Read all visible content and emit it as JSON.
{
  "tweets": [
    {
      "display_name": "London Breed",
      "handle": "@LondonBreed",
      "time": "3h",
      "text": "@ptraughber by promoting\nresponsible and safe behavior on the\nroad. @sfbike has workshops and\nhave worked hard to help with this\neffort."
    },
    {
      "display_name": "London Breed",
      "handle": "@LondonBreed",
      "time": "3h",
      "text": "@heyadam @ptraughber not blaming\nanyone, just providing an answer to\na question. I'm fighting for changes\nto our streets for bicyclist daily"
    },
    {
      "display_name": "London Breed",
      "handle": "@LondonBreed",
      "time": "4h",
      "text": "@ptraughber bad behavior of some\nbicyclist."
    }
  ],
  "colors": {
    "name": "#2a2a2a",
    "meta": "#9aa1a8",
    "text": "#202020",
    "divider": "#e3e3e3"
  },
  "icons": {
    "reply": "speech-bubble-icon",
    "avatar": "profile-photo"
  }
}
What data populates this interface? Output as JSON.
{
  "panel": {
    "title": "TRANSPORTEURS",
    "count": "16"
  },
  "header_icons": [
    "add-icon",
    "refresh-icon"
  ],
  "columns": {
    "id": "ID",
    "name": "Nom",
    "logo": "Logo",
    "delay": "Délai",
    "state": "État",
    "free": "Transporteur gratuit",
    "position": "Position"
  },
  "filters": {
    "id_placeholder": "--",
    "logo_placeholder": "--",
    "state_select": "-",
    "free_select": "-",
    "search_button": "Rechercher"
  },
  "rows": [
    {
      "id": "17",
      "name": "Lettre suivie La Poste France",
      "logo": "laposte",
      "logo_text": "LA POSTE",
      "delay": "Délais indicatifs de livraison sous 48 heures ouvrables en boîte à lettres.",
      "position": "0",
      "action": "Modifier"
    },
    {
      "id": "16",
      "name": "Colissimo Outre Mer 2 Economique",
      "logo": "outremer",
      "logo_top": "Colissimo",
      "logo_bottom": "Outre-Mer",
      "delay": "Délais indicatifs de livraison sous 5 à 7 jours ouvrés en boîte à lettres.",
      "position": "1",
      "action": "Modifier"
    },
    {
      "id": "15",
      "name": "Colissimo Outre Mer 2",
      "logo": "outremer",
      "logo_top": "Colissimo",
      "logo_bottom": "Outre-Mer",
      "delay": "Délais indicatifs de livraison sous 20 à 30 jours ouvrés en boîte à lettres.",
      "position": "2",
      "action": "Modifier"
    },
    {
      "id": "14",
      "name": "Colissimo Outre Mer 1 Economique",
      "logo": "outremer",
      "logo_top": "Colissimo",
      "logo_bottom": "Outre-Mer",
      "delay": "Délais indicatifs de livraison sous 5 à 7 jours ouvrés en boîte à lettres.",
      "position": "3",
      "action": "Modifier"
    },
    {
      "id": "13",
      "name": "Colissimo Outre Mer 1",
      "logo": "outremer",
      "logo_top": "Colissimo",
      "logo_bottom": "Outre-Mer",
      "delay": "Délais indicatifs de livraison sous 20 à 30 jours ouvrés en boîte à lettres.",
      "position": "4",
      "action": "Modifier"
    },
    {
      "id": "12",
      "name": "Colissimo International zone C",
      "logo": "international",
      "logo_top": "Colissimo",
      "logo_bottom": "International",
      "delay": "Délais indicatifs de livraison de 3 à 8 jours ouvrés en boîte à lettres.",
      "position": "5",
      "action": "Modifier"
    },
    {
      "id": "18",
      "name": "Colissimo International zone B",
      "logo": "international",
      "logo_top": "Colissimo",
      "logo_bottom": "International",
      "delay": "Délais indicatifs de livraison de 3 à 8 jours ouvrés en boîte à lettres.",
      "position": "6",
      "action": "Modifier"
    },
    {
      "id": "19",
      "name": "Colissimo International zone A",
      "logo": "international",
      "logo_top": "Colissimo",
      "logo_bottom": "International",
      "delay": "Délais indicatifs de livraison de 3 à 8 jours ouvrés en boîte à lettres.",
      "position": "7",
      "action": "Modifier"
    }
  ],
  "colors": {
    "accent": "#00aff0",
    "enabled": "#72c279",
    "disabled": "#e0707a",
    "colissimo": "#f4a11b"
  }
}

====

Write out each line of the data above again, exactly as given.

Read all visible content and emit it as JSON.
{
  "tweets": [
    {
      "display_name": "London Breed",
      "handle": "@LondonBreed",
      "time": "3h",
      "text": "@ptraughber by promoting\nresponsible and safe behavior on the\nroad. @sfbike has workshops and\nhave worked hard to help with this\neffort."
    },
    {
      "display_name": "London Breed",
      "handle": "@LondonBreed",
      "time": "3h",
      "text": "@heyadam @ptraughber not blaming\nanyone, just providing an answer to\na question. I'm fighting for changes\nto our streets for bicyclist daily"
    },
    {
      "display_name": "London Breed",
      "handle": "@LondonBreed",
      "time": "4h",
      "text": "@ptraughber bad behavior of some\nbicyclist."
    }
  ],
  "colors": {
    "name": "#2a2a2a",
    "meta": "#9aa1a8",
    "text": "#202020",
    "divider": "#e3e3e3"
  },
  "icons": {
    "reply": "speech-bubble-icon",
    "avatar": "profile-photo"
  }
}
What data populates this interface? Output as JSON.
{
  "panel": {
    "title": "TRANSPORTEURS",
    "count": "16"
  },
  "header_icons": [
    "add-icon",
    "refresh-icon"
  ],
  "columns": {
    "id": "ID",
    "name": "Nom",
    "logo": "Logo",
    "delay": "Délai",
    "state": "État",
    "free": "Transporteur gratuit",
    "position": "Position"
  },
  "filters": {
    "id_placeholder": "--",
    "logo_placeholder": "--",
    "state_select": "-",
    "free_select": "-",
    "search_button": "Rechercher"
  },
  "rows": [
    {
      "id": "17",
      "name": "Lettre suivie La Poste France",
      "logo": "laposte",
      "logo_text": "LA POSTE",
      "delay": "Délais indicatifs de livraison sous 48 heures ouvrables en boîte à lettres.",
      "position": "0",
      "action": "Modifier"
    },
    {
      "id": "16",
      "name": "Colissimo Outre Mer 2 Economique",
      "logo": "outremer",
      "logo_top": "Colissimo",
      "logo_bottom": "Outre-Mer",
      "delay": "Délais indicatifs de livraison sous 5 à 7 jours ouvrés en boîte à lettres.",
      "position": "1",
      "action": "Modifier"
    },
    {
      "id": "15",
      "name": "Colissimo Outre Mer 2",
      "logo": "outremer",
      "logo_top": "Colissimo",
      "logo_bottom": "Outre-Mer",
      "delay": "Délais indicatifs de livraison sous 20 à 30 jours ouvrés en boîte à lettres.",
      "position": "2",
      "action": "Modifier"
    },
    {
      "id": "14",
      "name": "Colissimo Outre Mer 1 Economique",
      "logo": "outremer",
      "logo_top": "Colissimo",
      "logo_bottom": "Outre-Mer",
      "delay": "Délais indicatifs de livraison sous 5 à 7 jours ouvrés en boîte à lettres.",
      "position": "3",
      "action": "Modifier"
    },
    {
      "id": "13",
      "name": "Colissimo Outre Mer 1",
      "logo": "outremer",
      "logo_top": "Colissimo",
      "logo_bottom": "Outre-Mer",
      "delay": "Délais indicatifs de livraison sous 20 à 30 jours ouvrés en boîte à lettres.",
      "position": "4",
      "action": "Modifier"
    },
    {
      "id": "12",
      "name": "Colissimo International zone C",
      "logo": "international",
      "logo_top": "Colissimo",
      "logo_bottom": "International",
      "delay": "Délais indicatifs de livraison de 3 à 8 jours ouvrés en boîte à lettres.",
      "position": "5",
      "action": "Modifier"
    },
    {
      "id": "18",
      "name": "Colissimo International zone B",
      "logo": "international",
      "logo_top": "Colissimo",
      "logo_bottom": "International",
      "delay": "Délais indicatifs de livraison de 3 à 8 jours ouvrés en boîte à lettres.",
      "position": "6",
      "action": "Modifier"
    },
    {
      "id": "19",
      "name": "Colissimo International zone A",
      "logo": "international",
      "logo_top": "Colissimo",
      "logo_bottom": "International",
      "delay": "Délais indicatifs de livraison de 3 à 8 jours ouvrés en boîte à lettres.",
      "position": "7",
      "action": "Modifier"
    }
  ],
  "colors": {
    "accent": "#00aff0",
    "enabled": "#72c279",
    "disabled": "#e0707a",
    "colissimo": "#f4a11b"
  }
}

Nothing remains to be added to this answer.